Look through the data and write out every line with the word "image" in it.

Start of Data rows

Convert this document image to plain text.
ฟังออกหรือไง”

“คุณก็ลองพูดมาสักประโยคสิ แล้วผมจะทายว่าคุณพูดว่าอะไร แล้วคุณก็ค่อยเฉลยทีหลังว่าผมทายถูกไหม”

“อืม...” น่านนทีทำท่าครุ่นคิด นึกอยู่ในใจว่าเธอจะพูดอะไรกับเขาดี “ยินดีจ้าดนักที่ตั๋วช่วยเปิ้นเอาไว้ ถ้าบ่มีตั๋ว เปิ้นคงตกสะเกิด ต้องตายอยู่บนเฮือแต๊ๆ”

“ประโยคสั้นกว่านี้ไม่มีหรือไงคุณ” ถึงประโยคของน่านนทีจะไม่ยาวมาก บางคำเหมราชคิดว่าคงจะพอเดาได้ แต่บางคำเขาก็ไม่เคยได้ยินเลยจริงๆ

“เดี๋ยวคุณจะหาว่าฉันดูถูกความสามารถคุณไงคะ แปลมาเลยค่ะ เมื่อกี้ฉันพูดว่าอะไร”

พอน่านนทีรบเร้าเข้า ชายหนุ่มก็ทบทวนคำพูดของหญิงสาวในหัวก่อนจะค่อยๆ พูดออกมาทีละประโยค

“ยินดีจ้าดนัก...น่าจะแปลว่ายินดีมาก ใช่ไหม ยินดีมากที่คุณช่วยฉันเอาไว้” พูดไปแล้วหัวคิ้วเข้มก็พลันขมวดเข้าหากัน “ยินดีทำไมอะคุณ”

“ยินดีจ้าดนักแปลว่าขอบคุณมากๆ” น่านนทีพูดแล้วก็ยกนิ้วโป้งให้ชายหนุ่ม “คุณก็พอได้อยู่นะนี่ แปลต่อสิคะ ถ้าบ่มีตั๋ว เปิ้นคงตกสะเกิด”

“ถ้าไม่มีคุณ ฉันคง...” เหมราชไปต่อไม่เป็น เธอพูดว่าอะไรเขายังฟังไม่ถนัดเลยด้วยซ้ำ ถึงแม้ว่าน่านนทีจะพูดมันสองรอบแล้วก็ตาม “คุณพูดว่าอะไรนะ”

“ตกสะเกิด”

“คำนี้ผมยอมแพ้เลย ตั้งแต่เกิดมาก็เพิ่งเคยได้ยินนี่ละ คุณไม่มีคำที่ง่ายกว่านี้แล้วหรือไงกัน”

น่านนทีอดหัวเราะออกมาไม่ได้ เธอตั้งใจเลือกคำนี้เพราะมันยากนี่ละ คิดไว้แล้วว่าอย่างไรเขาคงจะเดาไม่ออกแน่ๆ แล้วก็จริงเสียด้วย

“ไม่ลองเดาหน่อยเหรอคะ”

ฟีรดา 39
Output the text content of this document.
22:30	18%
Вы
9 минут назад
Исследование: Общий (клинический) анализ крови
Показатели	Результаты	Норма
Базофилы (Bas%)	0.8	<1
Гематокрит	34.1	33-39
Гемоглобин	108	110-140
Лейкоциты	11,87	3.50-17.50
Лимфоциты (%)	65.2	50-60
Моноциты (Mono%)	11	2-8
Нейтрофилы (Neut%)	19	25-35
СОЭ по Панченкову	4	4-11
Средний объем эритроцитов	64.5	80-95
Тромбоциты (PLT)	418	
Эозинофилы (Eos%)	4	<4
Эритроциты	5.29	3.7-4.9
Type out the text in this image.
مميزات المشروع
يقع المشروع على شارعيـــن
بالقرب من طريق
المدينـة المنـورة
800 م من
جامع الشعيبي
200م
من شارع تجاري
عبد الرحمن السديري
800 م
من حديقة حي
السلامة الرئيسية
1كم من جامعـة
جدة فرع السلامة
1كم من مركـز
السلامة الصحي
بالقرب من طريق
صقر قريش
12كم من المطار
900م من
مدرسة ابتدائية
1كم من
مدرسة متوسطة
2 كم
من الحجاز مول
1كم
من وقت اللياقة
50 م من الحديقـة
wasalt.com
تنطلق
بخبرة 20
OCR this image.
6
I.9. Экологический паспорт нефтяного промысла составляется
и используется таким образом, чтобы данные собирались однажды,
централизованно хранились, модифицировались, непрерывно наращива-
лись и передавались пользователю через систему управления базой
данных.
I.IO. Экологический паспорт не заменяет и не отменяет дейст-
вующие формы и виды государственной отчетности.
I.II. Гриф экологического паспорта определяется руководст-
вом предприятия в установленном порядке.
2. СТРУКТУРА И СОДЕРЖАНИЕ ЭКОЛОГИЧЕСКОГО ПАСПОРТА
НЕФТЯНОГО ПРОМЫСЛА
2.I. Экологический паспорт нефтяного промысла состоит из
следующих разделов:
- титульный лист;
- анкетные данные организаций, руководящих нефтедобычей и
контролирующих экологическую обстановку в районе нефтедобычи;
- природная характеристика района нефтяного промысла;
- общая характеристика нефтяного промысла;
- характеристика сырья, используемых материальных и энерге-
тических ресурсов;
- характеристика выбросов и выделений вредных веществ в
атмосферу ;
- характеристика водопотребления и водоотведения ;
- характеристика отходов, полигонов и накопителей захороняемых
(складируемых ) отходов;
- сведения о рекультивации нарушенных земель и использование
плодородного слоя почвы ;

End of Data rows

Written solution –
Convert this document image to plain text.
Type out the text in this image.
OCR this image.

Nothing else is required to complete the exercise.